(Stored records)
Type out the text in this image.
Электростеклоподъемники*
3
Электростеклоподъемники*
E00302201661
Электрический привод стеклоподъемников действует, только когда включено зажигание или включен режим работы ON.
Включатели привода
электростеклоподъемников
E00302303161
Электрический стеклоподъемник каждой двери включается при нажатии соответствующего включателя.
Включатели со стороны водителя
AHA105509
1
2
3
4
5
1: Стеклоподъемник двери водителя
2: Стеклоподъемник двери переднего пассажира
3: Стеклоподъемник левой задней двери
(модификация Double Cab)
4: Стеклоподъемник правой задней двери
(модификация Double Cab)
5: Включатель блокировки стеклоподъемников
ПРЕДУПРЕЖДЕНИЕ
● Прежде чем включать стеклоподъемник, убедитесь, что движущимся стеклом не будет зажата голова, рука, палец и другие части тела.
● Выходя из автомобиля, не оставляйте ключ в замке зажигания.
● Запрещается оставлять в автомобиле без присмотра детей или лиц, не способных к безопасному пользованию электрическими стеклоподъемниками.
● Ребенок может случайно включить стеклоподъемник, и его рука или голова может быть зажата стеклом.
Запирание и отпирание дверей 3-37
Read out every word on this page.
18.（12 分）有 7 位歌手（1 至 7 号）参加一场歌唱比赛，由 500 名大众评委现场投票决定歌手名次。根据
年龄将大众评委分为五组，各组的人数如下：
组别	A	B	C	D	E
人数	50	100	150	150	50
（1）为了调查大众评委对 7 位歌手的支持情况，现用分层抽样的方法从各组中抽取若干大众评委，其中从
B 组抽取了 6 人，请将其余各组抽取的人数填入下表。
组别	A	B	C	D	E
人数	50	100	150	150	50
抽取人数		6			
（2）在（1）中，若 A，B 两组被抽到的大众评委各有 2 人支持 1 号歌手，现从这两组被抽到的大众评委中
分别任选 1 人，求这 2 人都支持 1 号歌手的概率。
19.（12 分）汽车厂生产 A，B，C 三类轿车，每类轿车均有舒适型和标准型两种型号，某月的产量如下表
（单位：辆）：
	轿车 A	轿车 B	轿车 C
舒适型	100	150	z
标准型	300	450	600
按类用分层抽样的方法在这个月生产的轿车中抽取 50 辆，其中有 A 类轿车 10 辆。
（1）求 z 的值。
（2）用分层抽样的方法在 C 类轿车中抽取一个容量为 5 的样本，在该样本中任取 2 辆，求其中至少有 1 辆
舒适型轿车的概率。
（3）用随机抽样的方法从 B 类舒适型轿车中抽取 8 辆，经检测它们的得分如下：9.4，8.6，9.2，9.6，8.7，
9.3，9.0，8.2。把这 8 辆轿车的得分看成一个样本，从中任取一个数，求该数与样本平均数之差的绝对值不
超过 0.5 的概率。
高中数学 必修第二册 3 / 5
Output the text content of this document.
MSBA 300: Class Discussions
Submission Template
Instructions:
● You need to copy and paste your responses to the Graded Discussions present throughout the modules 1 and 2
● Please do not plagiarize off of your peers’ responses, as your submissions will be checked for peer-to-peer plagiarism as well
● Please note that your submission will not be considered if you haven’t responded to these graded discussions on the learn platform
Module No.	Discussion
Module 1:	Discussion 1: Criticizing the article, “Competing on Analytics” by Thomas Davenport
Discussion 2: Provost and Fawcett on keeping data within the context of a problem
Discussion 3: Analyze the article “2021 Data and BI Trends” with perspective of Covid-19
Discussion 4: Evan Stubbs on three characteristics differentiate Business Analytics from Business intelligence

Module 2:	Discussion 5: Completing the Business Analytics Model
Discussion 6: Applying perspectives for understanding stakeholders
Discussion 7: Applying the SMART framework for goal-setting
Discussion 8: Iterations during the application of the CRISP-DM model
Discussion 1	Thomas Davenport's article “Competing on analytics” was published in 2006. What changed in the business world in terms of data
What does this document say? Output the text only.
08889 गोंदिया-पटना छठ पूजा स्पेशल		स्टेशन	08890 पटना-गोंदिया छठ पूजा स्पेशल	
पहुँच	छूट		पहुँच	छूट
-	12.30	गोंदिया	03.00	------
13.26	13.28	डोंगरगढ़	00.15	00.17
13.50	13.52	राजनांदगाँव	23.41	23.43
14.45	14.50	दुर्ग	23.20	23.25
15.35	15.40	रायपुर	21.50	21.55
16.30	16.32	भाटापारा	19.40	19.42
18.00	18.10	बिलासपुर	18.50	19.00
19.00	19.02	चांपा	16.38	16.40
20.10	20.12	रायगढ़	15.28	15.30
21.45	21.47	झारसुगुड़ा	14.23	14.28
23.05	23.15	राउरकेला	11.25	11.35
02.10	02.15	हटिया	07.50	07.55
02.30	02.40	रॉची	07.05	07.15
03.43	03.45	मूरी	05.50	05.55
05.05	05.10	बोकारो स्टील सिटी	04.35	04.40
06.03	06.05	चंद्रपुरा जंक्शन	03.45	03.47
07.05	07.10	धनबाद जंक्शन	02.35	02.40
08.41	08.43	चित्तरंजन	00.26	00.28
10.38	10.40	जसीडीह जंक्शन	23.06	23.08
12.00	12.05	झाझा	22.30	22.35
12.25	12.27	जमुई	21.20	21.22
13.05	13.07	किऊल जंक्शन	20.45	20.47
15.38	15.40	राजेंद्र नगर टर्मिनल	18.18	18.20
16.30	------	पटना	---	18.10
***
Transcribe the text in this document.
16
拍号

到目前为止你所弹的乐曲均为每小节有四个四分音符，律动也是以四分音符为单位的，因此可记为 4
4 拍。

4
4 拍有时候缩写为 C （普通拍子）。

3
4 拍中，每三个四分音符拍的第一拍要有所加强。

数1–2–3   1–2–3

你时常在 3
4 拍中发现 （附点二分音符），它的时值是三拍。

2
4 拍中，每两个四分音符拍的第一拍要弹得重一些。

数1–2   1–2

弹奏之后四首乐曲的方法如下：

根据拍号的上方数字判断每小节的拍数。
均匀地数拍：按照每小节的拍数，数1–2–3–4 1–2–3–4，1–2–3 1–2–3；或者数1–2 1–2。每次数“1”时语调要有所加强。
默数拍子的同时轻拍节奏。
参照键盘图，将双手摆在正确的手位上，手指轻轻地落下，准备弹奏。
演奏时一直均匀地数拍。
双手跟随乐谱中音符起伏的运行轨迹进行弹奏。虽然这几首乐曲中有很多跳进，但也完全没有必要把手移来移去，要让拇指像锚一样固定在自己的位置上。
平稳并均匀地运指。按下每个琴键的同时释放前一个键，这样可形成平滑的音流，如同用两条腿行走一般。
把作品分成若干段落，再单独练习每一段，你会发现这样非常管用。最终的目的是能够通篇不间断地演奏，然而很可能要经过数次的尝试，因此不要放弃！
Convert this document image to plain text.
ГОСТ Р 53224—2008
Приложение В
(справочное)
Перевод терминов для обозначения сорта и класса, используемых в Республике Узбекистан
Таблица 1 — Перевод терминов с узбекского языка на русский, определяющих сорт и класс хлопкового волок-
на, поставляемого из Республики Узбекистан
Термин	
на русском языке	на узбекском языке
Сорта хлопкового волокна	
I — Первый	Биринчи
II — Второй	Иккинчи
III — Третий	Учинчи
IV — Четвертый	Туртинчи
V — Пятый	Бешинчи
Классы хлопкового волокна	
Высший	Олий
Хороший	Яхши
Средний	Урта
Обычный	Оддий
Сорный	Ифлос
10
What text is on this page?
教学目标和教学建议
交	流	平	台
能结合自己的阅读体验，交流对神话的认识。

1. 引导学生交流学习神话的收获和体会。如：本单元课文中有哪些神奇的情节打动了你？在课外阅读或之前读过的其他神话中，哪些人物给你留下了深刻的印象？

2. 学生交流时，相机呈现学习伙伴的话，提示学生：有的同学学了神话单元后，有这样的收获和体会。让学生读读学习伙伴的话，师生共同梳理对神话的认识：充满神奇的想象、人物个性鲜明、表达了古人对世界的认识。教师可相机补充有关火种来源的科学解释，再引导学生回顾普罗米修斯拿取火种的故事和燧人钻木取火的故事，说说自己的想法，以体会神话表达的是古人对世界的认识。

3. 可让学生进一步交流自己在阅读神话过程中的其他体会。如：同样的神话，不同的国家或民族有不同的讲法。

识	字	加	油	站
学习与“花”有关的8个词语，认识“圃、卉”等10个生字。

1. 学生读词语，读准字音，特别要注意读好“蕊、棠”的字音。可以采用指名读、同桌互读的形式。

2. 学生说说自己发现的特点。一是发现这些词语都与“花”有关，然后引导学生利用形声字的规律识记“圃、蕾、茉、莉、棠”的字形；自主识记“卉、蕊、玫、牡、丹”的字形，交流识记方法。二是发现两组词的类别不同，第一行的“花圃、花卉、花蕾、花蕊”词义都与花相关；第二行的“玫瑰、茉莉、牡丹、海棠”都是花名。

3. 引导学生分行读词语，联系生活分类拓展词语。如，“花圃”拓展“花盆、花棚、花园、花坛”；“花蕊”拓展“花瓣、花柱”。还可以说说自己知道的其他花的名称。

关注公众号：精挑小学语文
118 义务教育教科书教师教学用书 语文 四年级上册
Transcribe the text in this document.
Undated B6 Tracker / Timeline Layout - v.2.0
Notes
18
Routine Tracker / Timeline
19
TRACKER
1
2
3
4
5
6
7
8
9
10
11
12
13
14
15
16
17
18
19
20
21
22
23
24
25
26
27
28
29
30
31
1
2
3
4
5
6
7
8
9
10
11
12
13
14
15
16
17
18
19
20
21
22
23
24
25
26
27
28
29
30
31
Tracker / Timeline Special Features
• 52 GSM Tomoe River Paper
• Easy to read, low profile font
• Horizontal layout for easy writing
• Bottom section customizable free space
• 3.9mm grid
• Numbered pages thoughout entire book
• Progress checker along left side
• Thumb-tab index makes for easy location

- **PROBLEM**:
Count how many lines contain "Output" and give only that count.

- **CORRECT ANSWER**:
2